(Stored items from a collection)

---

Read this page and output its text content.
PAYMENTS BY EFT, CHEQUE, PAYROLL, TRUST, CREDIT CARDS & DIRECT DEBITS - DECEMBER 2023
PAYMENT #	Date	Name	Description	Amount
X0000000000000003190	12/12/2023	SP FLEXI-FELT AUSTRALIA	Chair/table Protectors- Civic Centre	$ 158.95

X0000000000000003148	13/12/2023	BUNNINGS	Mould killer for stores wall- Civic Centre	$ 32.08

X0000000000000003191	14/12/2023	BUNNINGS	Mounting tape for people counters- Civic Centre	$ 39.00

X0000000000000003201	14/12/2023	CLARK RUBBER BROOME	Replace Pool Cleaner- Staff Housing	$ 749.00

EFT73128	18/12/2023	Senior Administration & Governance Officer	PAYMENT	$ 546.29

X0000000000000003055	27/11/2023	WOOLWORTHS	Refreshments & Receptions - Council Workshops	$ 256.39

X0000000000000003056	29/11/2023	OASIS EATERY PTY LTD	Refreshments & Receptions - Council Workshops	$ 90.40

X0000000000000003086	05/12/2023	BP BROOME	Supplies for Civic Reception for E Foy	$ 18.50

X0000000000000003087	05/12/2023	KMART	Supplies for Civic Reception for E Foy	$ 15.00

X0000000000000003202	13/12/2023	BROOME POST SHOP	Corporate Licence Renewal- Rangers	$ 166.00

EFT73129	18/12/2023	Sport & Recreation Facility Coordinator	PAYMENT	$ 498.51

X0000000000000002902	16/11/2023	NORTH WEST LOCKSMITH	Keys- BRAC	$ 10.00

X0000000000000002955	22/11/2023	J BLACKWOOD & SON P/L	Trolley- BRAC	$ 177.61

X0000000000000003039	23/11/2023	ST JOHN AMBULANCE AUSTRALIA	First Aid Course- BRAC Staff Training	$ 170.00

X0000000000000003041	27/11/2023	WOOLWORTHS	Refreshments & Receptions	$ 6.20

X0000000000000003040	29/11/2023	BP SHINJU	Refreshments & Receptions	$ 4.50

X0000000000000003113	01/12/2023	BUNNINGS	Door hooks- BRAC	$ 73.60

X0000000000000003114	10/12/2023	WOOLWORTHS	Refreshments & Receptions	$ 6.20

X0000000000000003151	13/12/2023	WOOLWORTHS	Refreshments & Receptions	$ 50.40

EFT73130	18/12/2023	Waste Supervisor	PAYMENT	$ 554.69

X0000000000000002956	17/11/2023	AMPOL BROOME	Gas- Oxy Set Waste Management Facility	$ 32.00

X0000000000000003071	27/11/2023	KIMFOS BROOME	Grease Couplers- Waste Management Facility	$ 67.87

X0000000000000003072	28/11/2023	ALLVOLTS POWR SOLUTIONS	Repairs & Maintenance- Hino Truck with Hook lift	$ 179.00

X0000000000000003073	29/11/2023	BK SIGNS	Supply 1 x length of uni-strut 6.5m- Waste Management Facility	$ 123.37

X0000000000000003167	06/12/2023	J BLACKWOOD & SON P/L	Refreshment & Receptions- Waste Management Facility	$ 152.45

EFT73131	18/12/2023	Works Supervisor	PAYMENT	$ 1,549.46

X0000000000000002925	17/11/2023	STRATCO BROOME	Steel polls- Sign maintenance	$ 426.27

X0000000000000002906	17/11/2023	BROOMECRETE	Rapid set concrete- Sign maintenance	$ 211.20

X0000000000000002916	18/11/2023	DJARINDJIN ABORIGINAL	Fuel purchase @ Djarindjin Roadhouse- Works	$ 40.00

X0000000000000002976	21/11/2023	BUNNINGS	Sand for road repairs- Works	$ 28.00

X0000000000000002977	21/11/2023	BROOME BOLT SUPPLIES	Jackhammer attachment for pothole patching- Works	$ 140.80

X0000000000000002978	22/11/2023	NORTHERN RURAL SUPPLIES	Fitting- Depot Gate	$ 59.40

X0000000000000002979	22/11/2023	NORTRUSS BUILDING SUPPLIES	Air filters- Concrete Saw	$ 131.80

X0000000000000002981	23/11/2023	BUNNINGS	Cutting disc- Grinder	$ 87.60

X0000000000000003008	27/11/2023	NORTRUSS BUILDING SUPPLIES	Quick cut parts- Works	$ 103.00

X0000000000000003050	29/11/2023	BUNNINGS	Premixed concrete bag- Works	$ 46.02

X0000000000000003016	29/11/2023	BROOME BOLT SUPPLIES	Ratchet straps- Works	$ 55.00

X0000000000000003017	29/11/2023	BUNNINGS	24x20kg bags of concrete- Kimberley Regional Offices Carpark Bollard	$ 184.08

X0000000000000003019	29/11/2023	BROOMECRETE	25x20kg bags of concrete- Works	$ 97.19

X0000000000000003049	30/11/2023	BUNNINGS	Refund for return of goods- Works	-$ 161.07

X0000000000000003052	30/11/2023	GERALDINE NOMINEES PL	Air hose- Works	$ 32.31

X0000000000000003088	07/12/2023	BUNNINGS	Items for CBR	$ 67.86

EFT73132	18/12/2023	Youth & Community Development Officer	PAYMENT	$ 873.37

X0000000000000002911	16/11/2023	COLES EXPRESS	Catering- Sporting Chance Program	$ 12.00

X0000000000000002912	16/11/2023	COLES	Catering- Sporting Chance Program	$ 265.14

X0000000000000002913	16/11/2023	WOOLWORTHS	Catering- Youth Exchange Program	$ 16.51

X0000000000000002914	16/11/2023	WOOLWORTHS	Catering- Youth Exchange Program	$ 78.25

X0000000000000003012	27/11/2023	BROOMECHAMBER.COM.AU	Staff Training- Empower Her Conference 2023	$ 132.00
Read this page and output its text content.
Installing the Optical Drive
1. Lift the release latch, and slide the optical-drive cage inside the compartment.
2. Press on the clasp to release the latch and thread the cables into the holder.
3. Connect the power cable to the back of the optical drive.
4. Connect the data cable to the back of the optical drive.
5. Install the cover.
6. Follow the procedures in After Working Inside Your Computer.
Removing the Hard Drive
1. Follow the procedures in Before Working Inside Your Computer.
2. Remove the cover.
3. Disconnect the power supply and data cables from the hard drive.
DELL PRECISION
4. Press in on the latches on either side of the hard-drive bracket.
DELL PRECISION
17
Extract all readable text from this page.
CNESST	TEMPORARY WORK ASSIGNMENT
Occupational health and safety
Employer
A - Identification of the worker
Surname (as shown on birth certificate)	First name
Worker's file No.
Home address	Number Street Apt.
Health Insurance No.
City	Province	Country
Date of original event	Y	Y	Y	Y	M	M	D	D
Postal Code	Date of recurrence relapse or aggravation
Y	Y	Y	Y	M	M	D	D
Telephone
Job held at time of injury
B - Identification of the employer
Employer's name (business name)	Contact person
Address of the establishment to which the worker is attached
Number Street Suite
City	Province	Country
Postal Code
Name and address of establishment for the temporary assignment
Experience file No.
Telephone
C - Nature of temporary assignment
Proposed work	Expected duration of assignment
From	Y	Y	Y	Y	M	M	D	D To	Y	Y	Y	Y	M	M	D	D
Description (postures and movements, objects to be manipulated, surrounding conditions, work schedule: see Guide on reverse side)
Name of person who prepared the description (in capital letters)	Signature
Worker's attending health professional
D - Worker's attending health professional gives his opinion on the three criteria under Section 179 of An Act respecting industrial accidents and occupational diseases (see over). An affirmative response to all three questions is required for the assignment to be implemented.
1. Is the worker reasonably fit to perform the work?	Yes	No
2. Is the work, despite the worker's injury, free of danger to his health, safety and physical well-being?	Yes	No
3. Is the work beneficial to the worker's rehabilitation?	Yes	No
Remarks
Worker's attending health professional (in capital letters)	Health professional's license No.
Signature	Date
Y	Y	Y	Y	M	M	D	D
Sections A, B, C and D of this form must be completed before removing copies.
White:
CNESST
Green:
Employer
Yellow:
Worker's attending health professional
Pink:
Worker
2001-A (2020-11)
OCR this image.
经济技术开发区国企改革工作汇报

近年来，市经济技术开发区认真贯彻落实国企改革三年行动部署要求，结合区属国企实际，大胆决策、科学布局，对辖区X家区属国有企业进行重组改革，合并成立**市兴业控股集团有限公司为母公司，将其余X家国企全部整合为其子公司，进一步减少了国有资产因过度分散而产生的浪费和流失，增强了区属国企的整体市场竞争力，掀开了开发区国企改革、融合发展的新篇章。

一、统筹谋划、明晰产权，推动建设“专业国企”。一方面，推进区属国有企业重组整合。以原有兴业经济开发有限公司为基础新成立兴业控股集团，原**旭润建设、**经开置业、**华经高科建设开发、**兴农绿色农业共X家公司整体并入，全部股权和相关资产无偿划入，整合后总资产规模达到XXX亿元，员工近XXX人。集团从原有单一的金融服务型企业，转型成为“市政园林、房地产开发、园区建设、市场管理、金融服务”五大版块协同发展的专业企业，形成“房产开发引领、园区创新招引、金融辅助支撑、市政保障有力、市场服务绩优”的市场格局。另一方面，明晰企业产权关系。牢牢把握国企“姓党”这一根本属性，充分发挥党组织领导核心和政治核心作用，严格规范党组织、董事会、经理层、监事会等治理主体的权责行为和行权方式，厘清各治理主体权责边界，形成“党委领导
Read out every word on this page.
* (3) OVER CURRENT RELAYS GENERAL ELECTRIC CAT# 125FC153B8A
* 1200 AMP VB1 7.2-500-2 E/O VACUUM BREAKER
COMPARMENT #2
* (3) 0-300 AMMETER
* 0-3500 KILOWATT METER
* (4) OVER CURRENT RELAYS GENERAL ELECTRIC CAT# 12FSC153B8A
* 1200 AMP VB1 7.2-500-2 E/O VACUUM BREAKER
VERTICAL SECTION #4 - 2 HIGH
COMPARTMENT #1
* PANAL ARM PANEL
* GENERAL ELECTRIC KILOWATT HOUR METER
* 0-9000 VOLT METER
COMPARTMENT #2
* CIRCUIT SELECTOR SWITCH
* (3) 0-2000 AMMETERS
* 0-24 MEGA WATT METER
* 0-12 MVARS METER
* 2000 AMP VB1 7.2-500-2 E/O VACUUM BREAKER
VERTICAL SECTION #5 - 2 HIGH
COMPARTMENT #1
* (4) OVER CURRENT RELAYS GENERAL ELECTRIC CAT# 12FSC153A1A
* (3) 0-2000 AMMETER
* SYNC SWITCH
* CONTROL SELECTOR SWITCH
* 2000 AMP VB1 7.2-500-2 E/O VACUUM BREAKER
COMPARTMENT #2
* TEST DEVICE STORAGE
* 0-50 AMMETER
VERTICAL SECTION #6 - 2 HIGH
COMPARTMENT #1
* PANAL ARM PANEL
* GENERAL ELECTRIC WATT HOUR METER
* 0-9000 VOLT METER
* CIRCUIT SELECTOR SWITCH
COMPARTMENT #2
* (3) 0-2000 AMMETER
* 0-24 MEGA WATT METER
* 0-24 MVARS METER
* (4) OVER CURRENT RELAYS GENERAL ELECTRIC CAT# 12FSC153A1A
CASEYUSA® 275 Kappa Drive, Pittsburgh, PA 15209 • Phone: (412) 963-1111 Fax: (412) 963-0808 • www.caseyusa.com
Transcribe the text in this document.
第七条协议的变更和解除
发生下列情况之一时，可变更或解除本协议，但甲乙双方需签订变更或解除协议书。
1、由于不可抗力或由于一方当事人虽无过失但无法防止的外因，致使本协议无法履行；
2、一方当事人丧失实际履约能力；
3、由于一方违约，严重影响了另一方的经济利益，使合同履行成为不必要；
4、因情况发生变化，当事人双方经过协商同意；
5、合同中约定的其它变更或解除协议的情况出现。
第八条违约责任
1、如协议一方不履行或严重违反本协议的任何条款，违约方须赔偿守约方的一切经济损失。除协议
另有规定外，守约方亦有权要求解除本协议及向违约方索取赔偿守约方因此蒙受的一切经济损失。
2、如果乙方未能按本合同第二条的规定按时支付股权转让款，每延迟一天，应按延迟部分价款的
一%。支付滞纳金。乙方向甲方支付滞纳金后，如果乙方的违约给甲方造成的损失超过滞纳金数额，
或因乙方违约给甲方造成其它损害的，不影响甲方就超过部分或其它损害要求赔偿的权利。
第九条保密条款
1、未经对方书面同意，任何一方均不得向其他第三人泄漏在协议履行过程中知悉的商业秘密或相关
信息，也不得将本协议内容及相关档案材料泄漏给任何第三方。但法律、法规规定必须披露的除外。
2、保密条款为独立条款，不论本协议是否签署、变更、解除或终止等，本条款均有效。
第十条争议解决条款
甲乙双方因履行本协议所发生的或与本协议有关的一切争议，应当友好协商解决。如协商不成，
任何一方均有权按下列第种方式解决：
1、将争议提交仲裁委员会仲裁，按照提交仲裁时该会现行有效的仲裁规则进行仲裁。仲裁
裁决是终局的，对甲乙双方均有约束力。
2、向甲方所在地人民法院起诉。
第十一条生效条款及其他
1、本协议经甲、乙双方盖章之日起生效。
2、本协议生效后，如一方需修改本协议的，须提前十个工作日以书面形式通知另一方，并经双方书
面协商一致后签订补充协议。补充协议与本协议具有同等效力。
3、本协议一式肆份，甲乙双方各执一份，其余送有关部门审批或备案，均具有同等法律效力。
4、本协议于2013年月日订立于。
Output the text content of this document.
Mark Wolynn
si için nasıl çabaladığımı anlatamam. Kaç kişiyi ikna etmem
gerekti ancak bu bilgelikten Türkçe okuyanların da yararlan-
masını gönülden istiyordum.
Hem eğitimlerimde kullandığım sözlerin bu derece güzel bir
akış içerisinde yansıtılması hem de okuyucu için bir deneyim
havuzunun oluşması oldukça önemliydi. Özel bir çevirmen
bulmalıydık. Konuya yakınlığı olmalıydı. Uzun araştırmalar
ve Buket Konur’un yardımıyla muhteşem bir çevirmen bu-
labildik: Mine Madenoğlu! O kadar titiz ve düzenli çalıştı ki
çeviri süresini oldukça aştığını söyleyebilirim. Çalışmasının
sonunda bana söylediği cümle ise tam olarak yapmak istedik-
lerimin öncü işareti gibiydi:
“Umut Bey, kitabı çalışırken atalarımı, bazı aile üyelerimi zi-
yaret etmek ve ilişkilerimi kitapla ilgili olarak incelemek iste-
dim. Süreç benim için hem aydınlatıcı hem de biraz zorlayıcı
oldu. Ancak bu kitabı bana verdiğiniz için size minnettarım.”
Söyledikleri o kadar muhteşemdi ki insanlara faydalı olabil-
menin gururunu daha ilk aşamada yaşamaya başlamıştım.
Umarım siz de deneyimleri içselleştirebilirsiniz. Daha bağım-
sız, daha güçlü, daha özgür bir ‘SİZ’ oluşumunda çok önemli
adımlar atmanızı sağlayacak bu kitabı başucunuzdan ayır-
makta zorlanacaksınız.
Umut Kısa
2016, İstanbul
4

---

* DIRECTIONS FOR THIS TASK: Show each line of the data that contains the string "VERTICAL".

* EXERCISE SOLUTION:
VERTICAL SECTION #4 - 2 HIGH
VERTICAL SECTION #5 - 2 HIGH
VERTICAL SECTION #6 - 2 HIGH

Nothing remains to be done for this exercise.